» **Records shown**
(begin)
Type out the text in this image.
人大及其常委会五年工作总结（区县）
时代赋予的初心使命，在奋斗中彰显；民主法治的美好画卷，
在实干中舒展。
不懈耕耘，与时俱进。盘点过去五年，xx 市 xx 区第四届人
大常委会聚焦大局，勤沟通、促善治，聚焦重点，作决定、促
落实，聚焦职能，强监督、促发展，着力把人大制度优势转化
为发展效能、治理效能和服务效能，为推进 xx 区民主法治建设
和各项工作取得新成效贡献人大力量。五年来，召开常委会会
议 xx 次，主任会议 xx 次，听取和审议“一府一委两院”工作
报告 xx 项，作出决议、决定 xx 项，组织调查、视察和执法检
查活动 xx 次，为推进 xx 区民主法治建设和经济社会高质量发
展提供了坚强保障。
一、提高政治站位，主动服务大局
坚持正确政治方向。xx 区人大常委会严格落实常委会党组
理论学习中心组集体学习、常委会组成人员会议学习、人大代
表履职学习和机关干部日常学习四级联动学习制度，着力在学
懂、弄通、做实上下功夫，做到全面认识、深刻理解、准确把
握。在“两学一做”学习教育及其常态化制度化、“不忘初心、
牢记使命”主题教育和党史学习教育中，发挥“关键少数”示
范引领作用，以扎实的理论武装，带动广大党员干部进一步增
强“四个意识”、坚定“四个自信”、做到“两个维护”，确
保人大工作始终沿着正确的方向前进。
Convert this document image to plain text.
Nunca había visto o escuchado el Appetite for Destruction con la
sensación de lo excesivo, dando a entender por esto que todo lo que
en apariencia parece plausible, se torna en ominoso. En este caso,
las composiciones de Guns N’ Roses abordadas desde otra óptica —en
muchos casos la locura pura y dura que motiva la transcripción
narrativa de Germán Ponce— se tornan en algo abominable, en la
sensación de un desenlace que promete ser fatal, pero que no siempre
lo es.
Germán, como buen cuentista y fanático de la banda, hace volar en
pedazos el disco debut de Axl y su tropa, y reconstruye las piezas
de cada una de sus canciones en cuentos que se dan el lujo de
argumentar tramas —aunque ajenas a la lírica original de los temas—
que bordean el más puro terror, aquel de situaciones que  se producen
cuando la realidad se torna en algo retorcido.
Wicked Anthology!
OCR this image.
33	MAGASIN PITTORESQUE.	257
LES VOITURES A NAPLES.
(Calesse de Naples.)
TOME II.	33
(end)
» **Aim of the task**
Extract the complete listing verbatim.

» **Task answer**
Type out the text in this image.
人大及其常委会五年工作总结（区县）
时代赋予的初心使命，在奋斗中彰显；民主法治的美好画卷，
在实干中舒展。
不懈耕耘，与时俱进。盘点过去五年，xx 市 xx 区第四届人
大常委会聚焦大局，勤沟通、促善治，聚焦重点，作决定、促
落实，聚焦职能，强监督、促发展，着力把人大制度优势转化
为发展效能、治理效能和服务效能，为推进 xx 区民主法治建设
和各项工作取得新成效贡献人大力量。五年来，召开常委会会
议 xx 次，主任会议 xx 次，听取和审议“一府一委两院”工作
报告 xx 项，作出决议、决定 xx 项，组织调查、视察和执法检
查活动 xx 次，为推进 xx 区民主法治建设和经济社会高质量发
展提供了坚强保障。
一、提高政治站位，主动服务大局
坚持正确政治方向。xx 区人大常委会严格落实常委会党组
理论学习中心组集体学习、常委会组成人员会议学习、人大代
表履职学习和机关干部日常学习四级联动学习制度，着力在学
懂、弄通、做实上下功夫，做到全面认识、深刻理解、准确把
握。在“两学一做”学习教育及其常态化制度化、“不忘初心、
牢记使命”主题教育和党史学习教育中，发挥“关键少数”示
范引领作用，以扎实的理论武装，带动广大党员干部进一步增
强“四个意识”、坚定“四个自信”、做到“两个维护”，确
保人大工作始终沿着正确的方向前进。
Convert this document image to plain text.
Nunca había visto o escuchado el Appetite for Destruction con la
sensación de lo excesivo, dando a entender por esto que todo lo que
en apariencia parece plausible, se torna en ominoso. En este caso,
las composiciones de Guns N’ Roses abordadas desde otra óptica —en
muchos casos la locura pura y dura que motiva la transcripción
narrativa de Germán Ponce— se tornan en algo abominable, en la
sensación de un desenlace que promete ser fatal, pero que no siempre
lo es.
Germán, como buen cuentista y fanático de la banda, hace volar en
pedazos el disco debut de Axl y su tropa, y reconstruye las piezas
de cada una de sus canciones en cuentos que se dan el lujo de
argumentar tramas —aunque ajenas a la lírica original de los temas—
que bordean el más puro terror, aquel de situaciones que  se producen
cuando la realidad se torna en algo retorcido.
Wicked Anthology!
OCR this image.
33	MAGASIN PITTORESQUE.	257
LES VOITURES A NAPLES.
(Calesse de Naples.)
TOME II.	33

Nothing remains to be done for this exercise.